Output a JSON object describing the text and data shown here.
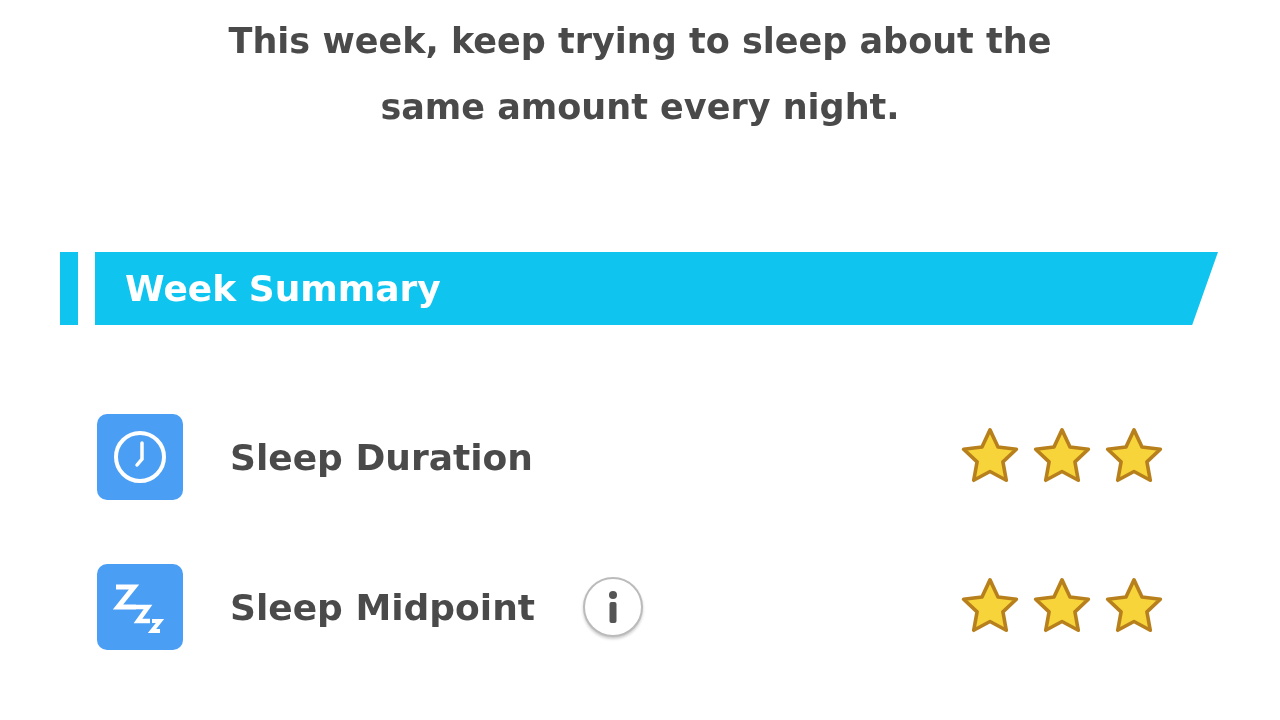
{
  "message": "This week, keep trying to sleep about the same amount every night.",
  "section": {
    "title": "Week Summary"
  },
  "rows": [
    {
      "kind": "clock",
      "label": "Sleep Duration",
      "info": false,
      "stars": 3
    },
    {
      "kind": "sleep",
      "label": "Sleep Midpoint",
      "info": true,
      "stars": 3
    }
  ]
}
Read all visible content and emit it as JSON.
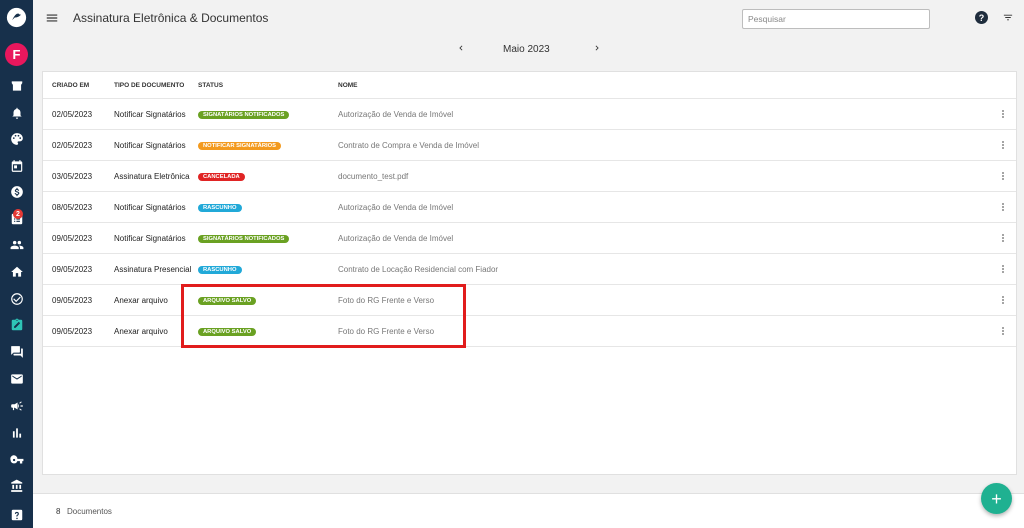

§ **Stated problem**: Output each line exactly; omit every picture.

§ **Task solution**:
Output a JSON object describing the text and data shown here.
{
  "message": "This week, keep trying to sleep about the same amount every night.",
  "section": {
    "title": "Week Summary"
  },
  "rows": [
    {
      "kind": "clock",
      "label": "Sleep Duration",
      "info": false,
      "stars": 3
    },
    {
      "kind": "sleep",
      "label": "Sleep Midpoint",
      "info": true,
      "stars": 3
    }
  ]
}
Read all visible content and emit it as JSON.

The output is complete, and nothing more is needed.